─── DATASET RECORDS ───
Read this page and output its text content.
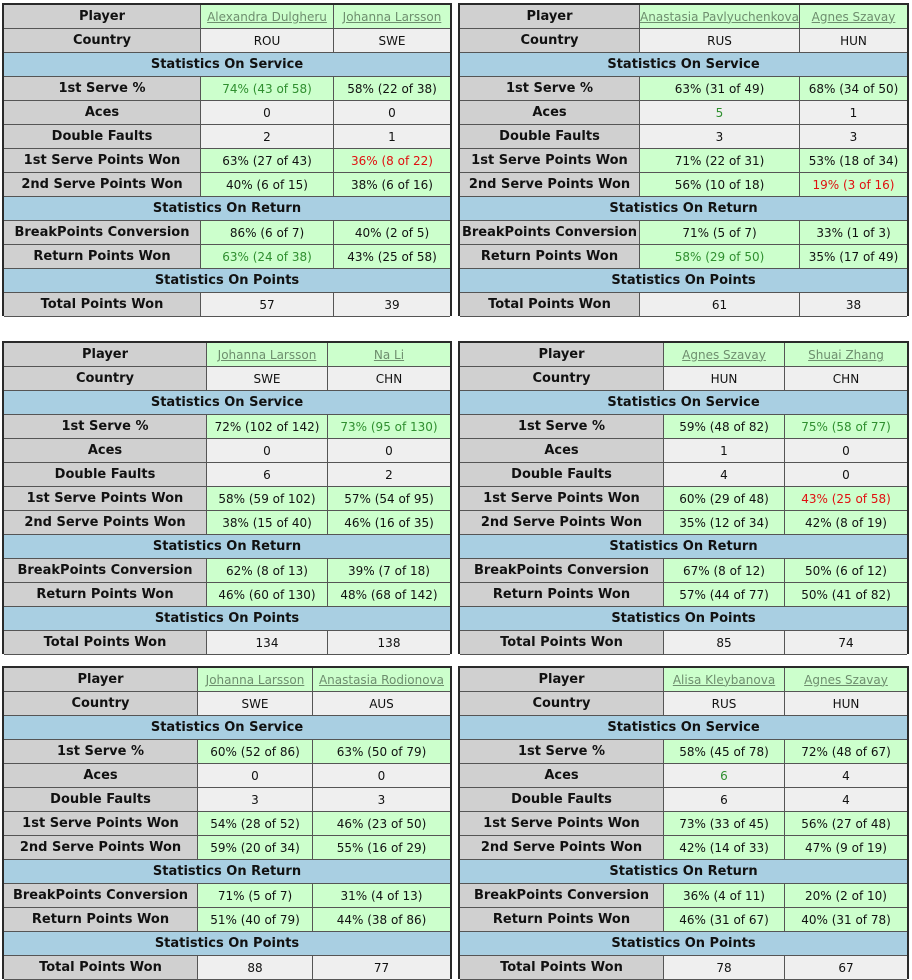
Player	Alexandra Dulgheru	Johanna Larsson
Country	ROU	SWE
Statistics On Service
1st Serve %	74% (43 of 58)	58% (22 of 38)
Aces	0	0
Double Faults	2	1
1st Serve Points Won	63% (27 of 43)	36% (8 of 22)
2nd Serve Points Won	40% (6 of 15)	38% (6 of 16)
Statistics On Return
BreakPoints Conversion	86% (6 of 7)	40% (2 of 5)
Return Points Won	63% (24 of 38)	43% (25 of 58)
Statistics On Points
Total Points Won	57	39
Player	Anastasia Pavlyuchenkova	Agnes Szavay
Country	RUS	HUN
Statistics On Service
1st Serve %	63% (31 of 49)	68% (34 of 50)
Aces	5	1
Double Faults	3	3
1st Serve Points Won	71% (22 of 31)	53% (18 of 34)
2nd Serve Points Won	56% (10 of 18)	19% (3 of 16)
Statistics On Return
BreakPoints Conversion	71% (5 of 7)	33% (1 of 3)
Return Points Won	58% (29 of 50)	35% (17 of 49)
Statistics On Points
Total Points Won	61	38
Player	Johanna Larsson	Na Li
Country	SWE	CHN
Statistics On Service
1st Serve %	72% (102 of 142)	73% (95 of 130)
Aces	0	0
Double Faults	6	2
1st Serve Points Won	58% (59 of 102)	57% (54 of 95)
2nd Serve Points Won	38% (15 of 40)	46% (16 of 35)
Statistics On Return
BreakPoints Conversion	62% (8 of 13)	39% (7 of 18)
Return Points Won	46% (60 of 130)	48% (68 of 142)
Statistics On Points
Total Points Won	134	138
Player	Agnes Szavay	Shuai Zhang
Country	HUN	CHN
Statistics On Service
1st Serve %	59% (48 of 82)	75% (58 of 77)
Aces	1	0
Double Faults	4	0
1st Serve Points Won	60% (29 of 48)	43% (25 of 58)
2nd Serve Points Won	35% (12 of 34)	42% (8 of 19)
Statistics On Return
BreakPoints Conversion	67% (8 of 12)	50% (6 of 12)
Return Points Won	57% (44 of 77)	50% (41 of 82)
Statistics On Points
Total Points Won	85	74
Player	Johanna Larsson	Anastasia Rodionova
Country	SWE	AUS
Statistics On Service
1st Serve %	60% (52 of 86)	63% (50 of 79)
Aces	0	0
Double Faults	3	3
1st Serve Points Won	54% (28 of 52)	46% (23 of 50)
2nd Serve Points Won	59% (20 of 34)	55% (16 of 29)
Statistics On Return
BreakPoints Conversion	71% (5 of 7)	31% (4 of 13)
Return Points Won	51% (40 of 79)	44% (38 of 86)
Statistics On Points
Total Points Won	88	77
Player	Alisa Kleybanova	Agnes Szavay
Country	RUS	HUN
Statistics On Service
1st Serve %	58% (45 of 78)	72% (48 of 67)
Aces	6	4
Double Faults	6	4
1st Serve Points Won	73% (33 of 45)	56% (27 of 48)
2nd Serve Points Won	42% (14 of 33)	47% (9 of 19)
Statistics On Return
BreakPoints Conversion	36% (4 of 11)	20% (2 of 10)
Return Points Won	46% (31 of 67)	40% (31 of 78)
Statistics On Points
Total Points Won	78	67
───
-- PROBLEM TO SOLVE --
Repeat the records word for word. Any picture in them should be left out.

-- SOLVED EXERCISE --
Read this page and output its text content.
Player	Alexandra Dulgheru	Johanna Larsson
Country	ROU	SWE
Statistics On Service
1st Serve %	74% (43 of 58)	58% (22 of 38)
Aces	0	0
Double Faults	2	1
1st Serve Points Won	63% (27 of 43)	36% (8 of 22)
2nd Serve Points Won	40% (6 of 15)	38% (6 of 16)
Statistics On Return
BreakPoints Conversion	86% (6 of 7)	40% (2 of 5)
Return Points Won	63% (24 of 38)	43% (25 of 58)
Statistics On Points
Total Points Won	57	39
Player	Anastasia Pavlyuchenkova	Agnes Szavay
Country	RUS	HUN
Statistics On Service
1st Serve %	63% (31 of 49)	68% (34 of 50)
Aces	5	1
Double Faults	3	3
1st Serve Points Won	71% (22 of 31)	53% (18 of 34)
2nd Serve Points Won	56% (10 of 18)	19% (3 of 16)
Statistics On Return
BreakPoints Conversion	71% (5 of 7)	33% (1 of 3)
Return Points Won	58% (29 of 50)	35% (17 of 49)
Statistics On Points
Total Points Won	61	38
Player	Johanna Larsson	Na Li
Country	SWE	CHN
Statistics On Service
1st Serve %	72% (102 of 142)	73% (95 of 130)
Aces	0	0
Double Faults	6	2
1st Serve Points Won	58% (59 of 102)	57% (54 of 95)
2nd Serve Points Won	38% (15 of 40)	46% (16 of 35)
Statistics On Return
BreakPoints Conversion	62% (8 of 13)	39% (7 of 18)
Return Points Won	46% (60 of 130)	48% (68 of 142)
Statistics On Points
Total Points Won	134	138
Player	Agnes Szavay	Shuai Zhang
Country	HUN	CHN
Statistics On Service
1st Serve %	59% (48 of 82)	75% (58 of 77)
Aces	1	0
Double Faults	4	0
1st Serve Points Won	60% (29 of 48)	43% (25 of 58)
2nd Serve Points Won	35% (12 of 34)	42% (8 of 19)
Statistics On Return
BreakPoints Conversion	67% (8 of 12)	50% (6 of 12)
Return Points Won	57% (44 of 77)	50% (41 of 82)
Statistics On Points
Total Points Won	85	74
Player	Johanna Larsson	Anastasia Rodionova
Country	SWE	AUS
Statistics On Service
1st Serve %	60% (52 of 86)	63% (50 of 79)
Aces	0	0
Double Faults	3	3
1st Serve Points Won	54% (28 of 52)	46% (23 of 50)
2nd Serve Points Won	59% (20 of 34)	55% (16 of 29)
Statistics On Return
BreakPoints Conversion	71% (5 of 7)	31% (4 of 13)
Return Points Won	51% (40 of 79)	44% (38 of 86)
Statistics On Points
Total Points Won	88	77
Player	Alisa Kleybanova	Agnes Szavay
Country	RUS	HUN
Statistics On Service
1st Serve %	58% (45 of 78)	72% (48 of 67)
Aces	6	4
Double Faults	6	4
1st Serve Points Won	73% (33 of 45)	56% (27 of 48)
2nd Serve Points Won	42% (14 of 33)	47% (9 of 19)
Statistics On Return
BreakPoints Conversion	36% (4 of 11)	20% (2 of 10)
Return Points Won	46% (31 of 67)	40% (31 of 78)
Statistics On Points
Total Points Won	78	67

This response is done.